____ Data lines
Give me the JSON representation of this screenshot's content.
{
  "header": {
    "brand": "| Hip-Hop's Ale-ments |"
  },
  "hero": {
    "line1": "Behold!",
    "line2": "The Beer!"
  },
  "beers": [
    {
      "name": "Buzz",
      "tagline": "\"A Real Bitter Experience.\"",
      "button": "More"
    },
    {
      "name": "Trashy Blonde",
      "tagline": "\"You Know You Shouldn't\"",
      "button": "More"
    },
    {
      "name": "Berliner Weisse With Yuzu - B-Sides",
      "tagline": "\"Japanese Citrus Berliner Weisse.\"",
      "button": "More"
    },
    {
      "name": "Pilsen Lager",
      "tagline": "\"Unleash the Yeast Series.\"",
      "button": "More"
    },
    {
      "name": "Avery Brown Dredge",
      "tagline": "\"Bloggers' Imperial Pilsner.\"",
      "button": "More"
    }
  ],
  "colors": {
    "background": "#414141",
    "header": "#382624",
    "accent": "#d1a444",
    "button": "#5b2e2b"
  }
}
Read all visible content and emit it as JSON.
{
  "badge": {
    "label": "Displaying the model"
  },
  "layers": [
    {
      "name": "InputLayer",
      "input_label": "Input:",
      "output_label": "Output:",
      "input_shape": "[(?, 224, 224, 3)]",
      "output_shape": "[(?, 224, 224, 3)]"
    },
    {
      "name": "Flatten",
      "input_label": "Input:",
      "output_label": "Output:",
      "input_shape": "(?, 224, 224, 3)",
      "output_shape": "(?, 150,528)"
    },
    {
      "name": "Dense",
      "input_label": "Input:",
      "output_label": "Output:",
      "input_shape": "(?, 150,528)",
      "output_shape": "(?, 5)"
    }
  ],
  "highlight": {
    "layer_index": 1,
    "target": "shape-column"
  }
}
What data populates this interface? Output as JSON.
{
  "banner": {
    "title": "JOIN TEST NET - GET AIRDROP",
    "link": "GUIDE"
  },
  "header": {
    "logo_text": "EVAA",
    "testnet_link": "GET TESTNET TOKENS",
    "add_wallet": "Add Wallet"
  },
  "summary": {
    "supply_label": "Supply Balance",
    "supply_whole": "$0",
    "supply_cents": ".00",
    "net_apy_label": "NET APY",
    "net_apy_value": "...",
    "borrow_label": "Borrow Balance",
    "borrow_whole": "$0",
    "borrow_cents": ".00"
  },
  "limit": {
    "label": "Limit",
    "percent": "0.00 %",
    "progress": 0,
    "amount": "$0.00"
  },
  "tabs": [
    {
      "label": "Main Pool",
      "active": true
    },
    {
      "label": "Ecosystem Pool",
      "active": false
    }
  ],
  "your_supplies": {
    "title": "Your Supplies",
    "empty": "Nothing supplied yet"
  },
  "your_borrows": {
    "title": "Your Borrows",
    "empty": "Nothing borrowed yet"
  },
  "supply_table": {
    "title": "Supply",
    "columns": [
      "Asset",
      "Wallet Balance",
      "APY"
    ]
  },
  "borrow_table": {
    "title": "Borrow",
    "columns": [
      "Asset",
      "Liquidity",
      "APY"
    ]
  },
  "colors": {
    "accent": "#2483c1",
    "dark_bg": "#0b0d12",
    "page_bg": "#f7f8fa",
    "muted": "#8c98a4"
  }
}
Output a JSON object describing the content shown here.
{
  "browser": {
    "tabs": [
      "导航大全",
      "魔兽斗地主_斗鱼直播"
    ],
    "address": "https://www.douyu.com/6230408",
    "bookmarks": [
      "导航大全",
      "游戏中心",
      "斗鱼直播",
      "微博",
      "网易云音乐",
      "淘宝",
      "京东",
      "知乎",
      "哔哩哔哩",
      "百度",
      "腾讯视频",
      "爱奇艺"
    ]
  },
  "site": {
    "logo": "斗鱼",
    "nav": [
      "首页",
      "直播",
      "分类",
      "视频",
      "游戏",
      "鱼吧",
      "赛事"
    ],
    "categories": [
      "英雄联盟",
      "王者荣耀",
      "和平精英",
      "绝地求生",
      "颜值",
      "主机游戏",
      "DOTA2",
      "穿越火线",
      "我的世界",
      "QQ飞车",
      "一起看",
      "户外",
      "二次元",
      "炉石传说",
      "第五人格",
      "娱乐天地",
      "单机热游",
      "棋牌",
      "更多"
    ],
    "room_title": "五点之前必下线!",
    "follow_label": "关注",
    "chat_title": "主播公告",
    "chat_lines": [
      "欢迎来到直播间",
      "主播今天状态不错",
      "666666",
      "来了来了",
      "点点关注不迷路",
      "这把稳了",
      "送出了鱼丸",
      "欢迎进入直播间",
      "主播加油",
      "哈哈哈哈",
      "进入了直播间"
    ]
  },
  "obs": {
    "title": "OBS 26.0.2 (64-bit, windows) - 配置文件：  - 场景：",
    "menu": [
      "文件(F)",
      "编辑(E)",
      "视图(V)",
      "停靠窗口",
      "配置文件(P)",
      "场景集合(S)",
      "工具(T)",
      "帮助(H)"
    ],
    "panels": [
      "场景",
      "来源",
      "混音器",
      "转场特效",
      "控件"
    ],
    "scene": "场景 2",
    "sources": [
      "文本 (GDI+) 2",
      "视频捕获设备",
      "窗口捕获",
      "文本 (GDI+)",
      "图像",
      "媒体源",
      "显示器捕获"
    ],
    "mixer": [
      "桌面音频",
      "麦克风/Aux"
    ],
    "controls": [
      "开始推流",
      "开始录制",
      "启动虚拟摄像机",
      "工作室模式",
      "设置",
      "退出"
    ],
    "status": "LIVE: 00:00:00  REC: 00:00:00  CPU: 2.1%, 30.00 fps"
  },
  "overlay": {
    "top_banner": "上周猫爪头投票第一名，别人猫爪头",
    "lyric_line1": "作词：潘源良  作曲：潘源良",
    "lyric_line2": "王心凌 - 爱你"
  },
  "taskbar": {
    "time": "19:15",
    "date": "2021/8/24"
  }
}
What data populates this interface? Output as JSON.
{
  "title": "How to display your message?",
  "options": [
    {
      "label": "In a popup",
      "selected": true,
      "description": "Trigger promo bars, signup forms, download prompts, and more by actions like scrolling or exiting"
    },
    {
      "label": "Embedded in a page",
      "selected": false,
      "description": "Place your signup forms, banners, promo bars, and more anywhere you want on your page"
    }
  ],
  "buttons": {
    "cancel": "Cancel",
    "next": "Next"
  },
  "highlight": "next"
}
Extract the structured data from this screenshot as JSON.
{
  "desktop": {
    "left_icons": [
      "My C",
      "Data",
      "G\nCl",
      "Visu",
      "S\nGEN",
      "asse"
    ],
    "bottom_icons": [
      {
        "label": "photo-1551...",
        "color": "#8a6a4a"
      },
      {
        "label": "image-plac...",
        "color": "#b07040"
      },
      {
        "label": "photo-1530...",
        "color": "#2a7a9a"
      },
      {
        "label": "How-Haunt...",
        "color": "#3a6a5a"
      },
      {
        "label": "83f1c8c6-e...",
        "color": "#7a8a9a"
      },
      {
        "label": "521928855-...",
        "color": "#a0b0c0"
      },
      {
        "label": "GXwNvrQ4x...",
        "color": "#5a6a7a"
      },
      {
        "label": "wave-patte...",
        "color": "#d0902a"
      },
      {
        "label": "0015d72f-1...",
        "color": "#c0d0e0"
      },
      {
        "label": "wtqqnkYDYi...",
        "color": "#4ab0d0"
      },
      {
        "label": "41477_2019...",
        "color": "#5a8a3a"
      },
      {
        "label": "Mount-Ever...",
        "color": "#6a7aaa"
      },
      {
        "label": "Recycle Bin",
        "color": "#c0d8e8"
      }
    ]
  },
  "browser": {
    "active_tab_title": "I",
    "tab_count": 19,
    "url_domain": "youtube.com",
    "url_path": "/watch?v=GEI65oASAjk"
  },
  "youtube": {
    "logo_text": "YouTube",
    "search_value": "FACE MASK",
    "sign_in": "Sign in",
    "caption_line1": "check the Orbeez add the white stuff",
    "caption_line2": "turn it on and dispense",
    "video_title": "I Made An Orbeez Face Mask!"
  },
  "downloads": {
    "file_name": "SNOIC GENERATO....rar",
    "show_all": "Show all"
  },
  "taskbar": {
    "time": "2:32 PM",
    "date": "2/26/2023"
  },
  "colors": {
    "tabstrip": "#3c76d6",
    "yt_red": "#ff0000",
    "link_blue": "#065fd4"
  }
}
________
Written exercise:
Pull out all lines containing "description".

Solution for this problem:
      "description": "Trigger promo bars, signup forms, download prompts, and more by actions like scrolling or exiting"
      "description": "Place your signup forms, banners, promo bars, and more anywhere you want on your page"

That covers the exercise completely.